START

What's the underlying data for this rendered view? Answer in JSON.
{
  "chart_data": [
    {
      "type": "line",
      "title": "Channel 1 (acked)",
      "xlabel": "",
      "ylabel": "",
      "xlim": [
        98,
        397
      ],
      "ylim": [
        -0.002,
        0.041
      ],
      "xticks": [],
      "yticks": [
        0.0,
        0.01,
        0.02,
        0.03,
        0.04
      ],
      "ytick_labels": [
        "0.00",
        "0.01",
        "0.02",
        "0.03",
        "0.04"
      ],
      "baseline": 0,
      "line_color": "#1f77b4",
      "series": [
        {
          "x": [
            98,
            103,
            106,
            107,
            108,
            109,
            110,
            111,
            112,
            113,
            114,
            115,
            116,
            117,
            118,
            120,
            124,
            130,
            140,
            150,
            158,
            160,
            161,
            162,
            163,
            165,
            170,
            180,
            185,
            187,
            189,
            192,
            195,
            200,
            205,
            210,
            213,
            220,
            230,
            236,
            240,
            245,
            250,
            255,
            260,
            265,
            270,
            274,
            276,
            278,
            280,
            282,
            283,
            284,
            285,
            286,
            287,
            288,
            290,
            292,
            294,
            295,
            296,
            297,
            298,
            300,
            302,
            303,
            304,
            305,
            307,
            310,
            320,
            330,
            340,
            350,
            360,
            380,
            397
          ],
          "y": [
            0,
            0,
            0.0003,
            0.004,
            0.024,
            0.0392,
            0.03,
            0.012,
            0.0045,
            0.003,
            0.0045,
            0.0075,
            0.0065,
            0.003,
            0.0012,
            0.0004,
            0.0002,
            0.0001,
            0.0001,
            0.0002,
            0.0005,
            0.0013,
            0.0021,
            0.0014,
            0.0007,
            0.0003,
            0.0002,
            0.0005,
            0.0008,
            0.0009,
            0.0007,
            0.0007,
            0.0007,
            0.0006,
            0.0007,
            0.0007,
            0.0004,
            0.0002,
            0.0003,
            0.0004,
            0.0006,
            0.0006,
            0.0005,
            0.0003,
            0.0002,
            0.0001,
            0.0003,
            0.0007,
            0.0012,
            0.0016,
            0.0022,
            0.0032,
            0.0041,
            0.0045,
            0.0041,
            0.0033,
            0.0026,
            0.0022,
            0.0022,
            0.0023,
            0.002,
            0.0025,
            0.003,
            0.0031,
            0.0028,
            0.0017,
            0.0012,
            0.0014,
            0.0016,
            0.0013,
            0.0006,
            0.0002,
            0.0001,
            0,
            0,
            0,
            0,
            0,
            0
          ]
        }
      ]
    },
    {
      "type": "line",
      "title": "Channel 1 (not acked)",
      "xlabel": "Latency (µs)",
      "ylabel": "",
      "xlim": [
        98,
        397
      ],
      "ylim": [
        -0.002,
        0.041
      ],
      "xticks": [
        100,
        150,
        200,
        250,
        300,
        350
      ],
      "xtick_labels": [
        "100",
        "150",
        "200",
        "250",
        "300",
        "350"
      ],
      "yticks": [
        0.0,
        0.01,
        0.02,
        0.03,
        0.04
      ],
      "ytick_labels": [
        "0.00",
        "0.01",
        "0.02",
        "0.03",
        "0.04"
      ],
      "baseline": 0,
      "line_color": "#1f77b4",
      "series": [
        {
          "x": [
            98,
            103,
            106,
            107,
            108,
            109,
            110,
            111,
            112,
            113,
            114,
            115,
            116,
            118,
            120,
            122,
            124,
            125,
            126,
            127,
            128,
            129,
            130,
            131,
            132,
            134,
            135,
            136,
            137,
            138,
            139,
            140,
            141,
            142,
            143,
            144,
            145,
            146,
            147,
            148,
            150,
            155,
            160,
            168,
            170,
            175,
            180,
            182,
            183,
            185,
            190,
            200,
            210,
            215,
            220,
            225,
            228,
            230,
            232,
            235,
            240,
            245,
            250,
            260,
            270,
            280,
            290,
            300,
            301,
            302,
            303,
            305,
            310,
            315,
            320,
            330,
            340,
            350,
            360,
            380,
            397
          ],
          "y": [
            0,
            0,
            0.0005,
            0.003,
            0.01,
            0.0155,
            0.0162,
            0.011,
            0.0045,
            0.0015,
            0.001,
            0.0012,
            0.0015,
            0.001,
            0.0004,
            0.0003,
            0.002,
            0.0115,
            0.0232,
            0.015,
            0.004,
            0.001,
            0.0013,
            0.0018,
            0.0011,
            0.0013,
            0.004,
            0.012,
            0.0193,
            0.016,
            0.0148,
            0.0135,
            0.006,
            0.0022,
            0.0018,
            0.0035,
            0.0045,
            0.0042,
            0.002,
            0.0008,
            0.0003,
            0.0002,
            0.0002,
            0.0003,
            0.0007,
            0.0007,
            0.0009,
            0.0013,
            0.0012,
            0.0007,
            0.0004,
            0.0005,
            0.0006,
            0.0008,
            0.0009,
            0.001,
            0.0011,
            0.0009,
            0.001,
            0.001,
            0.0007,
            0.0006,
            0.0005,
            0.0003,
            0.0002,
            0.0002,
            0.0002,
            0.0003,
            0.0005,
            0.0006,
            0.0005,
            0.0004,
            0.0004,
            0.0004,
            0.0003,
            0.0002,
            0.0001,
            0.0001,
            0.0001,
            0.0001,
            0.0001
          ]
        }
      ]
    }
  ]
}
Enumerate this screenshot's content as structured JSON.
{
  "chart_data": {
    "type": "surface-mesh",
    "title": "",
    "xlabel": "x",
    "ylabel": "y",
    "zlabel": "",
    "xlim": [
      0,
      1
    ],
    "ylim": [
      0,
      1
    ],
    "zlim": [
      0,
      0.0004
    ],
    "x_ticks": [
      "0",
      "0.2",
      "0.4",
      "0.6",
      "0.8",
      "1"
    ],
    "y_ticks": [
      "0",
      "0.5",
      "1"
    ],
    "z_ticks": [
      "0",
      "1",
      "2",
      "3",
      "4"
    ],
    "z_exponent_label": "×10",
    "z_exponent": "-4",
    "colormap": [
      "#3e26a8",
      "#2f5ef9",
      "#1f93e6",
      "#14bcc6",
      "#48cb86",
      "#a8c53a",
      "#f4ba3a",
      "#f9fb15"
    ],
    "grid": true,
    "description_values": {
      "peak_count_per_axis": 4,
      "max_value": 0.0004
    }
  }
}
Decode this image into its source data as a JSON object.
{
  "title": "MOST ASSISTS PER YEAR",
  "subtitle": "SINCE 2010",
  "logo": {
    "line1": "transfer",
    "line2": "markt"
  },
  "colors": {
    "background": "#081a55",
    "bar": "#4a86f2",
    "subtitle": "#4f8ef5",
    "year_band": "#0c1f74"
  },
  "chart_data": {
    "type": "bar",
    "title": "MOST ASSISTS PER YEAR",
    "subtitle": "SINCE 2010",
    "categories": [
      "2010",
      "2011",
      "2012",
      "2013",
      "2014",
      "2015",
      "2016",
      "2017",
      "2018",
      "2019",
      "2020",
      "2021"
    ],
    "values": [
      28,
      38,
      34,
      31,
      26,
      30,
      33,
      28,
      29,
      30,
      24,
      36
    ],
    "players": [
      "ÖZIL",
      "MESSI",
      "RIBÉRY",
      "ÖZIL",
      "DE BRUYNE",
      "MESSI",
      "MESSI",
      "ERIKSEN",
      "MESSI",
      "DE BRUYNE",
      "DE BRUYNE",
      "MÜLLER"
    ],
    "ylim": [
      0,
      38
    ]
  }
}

END

REQUIRED TASK:
Repeat every line of the data, exactly and in full.

EXERCISE OUTPUT:
What's the underlying data for this rendered view? Answer in JSON.
{
  "chart_data": [
    {
      "type": "line",
      "title": "Channel 1 (acked)",
      "xlabel": "",
      "ylabel": "",
      "xlim": [
        98,
        397
      ],
      "ylim": [
        -0.002,
        0.041
      ],
      "xticks": [],
      "yticks": [
        0.0,
        0.01,
        0.02,
        0.03,
        0.04
      ],
      "ytick_labels": [
        "0.00",
        "0.01",
        "0.02",
        "0.03",
        "0.04"
      ],
      "baseline": 0,
      "line_color": "#1f77b4",
      "series": [
        {
          "x": [
            98,
            103,
            106,
            107,
            108,
            109,
            110,
            111,
            112,
            113,
            114,
            115,
            116,
            117,
            118,
            120,
            124,
            130,
            140,
            150,
            158,
            160,
            161,
            162,
            163,
            165,
            170,
            180,
            185,
            187,
            189,
            192,
            195,
            200,
            205,
            210,
            213,
            220,
            230,
            236,
            240,
            245,
            250,
            255,
            260,
            265,
            270,
            274,
            276,
            278,
            280,
            282,
            283,
            284,
            285,
            286,
            287,
            288,
            290,
            292,
            294,
            295,
            296,
            297,
            298,
            300,
            302,
            303,
            304,
            305,
            307,
            310,
            320,
            330,
            340,
            350,
            360,
            380,
            397
          ],
          "y": [
            0,
            0,
            0.0003,
            0.004,
            0.024,
            0.0392,
            0.03,
            0.012,
            0.0045,
            0.003,
            0.0045,
            0.0075,
            0.0065,
            0.003,
            0.0012,
            0.0004,
            0.0002,
            0.0001,
            0.0001,
            0.0002,
            0.0005,
            0.0013,
            0.0021,
            0.0014,
            0.0007,
            0.0003,
            0.0002,
            0.0005,
            0.0008,
            0.0009,
            0.0007,
            0.0007,
            0.0007,
            0.0006,
            0.0007,
            0.0007,
            0.0004,
            0.0002,
            0.0003,
            0.0004,
            0.0006,
            0.0006,
            0.0005,
            0.0003,
            0.0002,
            0.0001,
            0.0003,
            0.0007,
            0.0012,
            0.0016,
            0.0022,
            0.0032,
            0.0041,
            0.0045,
            0.0041,
            0.0033,
            0.0026,
            0.0022,
            0.0022,
            0.0023,
            0.002,
            0.0025,
            0.003,
            0.0031,
            0.0028,
            0.0017,
            0.0012,
            0.0014,
            0.0016,
            0.0013,
            0.0006,
            0.0002,
            0.0001,
            0,
            0,
            0,
            0,
            0,
            0
          ]
        }
      ]
    },
    {
      "type": "line",
      "title": "Channel 1 (not acked)",
      "xlabel": "Latency (µs)",
      "ylabel": "",
      "xlim": [
        98,
        397
      ],
      "ylim": [
        -0.002,
        0.041
      ],
      "xticks": [
        100,
        150,
        200,
        250,
        300,
        350
      ],
      "xtick_labels": [
        "100",
        "150",
        "200",
        "250",
        "300",
        "350"
      ],
      "yticks": [
        0.0,
        0.01,
        0.02,
        0.03,
        0.04
      ],
      "ytick_labels": [
        "0.00",
        "0.01",
        "0.02",
        "0.03",
        "0.04"
      ],
      "baseline": 0,
      "line_color": "#1f77b4",
      "series": [
        {
          "x": [
            98,
            103,
            106,
            107,
            108,
            109,
            110,
            111,
            112,
            113,
            114,
            115,
            116,
            118,
            120,
            122,
            124,
            125,
            126,
            127,
            128,
            129,
            130,
            131,
            132,
            134,
            135,
            136,
            137,
            138,
            139,
            140,
            141,
            142,
            143,
            144,
            145,
            146,
            147,
            148,
            150,
            155,
            160,
            168,
            170,
            175,
            180,
            182,
            183,
            185,
            190,
            200,
            210,
            215,
            220,
            225,
            228,
            230,
            232,
            235,
            240,
            245,
            250,
            260,
            270,
            280,
            290,
            300,
            301,
            302,
            303,
            305,
            310,
            315,
            320,
            330,
            340,
            350,
            360,
            380,
            397
          ],
          "y": [
            0,
            0,
            0.0005,
            0.003,
            0.01,
            0.0155,
            0.0162,
            0.011,
            0.0045,
            0.0015,
            0.001,
            0.0012,
            0.0015,
            0.001,
            0.0004,
            0.0003,
            0.002,
            0.0115,
            0.0232,
            0.015,
            0.004,
            0.001,
            0.0013,
            0.0018,
            0.0011,
            0.0013,
            0.004,
            0.012,
            0.0193,
            0.016,
            0.0148,
            0.0135,
            0.006,
            0.0022,
            0.0018,
            0.0035,
            0.0045,
            0.0042,
            0.002,
            0.0008,
            0.0003,
            0.0002,
            0.0002,
            0.0003,
            0.0007,
            0.0007,
            0.0009,
            0.0013,
            0.0012,
            0.0007,
            0.0004,
            0.0005,
            0.0006,
            0.0008,
            0.0009,
            0.001,
            0.0011,
            0.0009,
            0.001,
            0.001,
            0.0007,
            0.0006,
            0.0005,
            0.0003,
            0.0002,
            0.0002,
            0.0002,
            0.0003,
            0.0005,
            0.0006,
            0.0005,
            0.0004,
            0.0004,
            0.0004,
            0.0003,
            0.0002,
            0.0001,
            0.0001,
            0.0001,
            0.0001,
            0.0001
          ]
        }
      ]
    }
  ]
}
Enumerate this screenshot's content as structured JSON.
{
  "chart_data": {
    "type": "surface-mesh",
    "title": "",
    "xlabel": "x",
    "ylabel": "y",
    "zlabel": "",
    "xlim": [
      0,
      1
    ],
    "ylim": [
      0,
      1
    ],
    "zlim": [
      0,
      0.0004
    ],
    "x_ticks": [
      "0",
      "0.2",
      "0.4",
      "0.6",
      "0.8",
      "1"
    ],
    "y_ticks": [
      "0",
      "0.5",
      "1"
    ],
    "z_ticks": [
      "0",
      "1",
      "2",
      "3",
      "4"
    ],
    "z_exponent_label": "×10",
    "z_exponent": "-4",
    "colormap": [
      "#3e26a8",
      "#2f5ef9",
      "#1f93e6",
      "#14bcc6",
      "#48cb86",
      "#a8c53a",
      "#f4ba3a",
      "#f9fb15"
    ],
    "grid": true,
    "description_values": {
      "peak_count_per_axis": 4,
      "max_value": 0.0004
    }
  }
}
Decode this image into its source data as a JSON object.
{
  "title": "MOST ASSISTS PER YEAR",
  "subtitle": "SINCE 2010",
  "logo": {
    "line1": "transfer",
    "line2": "markt"
  },
  "colors": {
    "background": "#081a55",
    "bar": "#4a86f2",
    "subtitle": "#4f8ef5",
    "year_band": "#0c1f74"
  },
  "chart_data": {
    "type": "bar",
    "title": "MOST ASSISTS PER YEAR",
    "subtitle": "SINCE 2010",
    "categories": [
      "2010",
      "2011",
      "2012",
      "2013",
      "2014",
      "2015",
      "2016",
      "2017",
      "2018",
      "2019",
      "2020",
      "2021"
    ],
    "values": [
      28,
      38,
      34,
      31,
      26,
      30,
      33,
      28,
      29,
      30,
      24,
      36
    ],
    "players": [
      "ÖZIL",
      "MESSI",
      "RIBÉRY",
      "ÖZIL",
      "DE BRUYNE",
      "MESSI",
      "MESSI",
      "ERIKSEN",
      "MESSI",
      "DE BRUYNE",
      "DE BRUYNE",
      "MÜLLER"
    ],
    "ylim": [
      0,
      38
    ]
  }
}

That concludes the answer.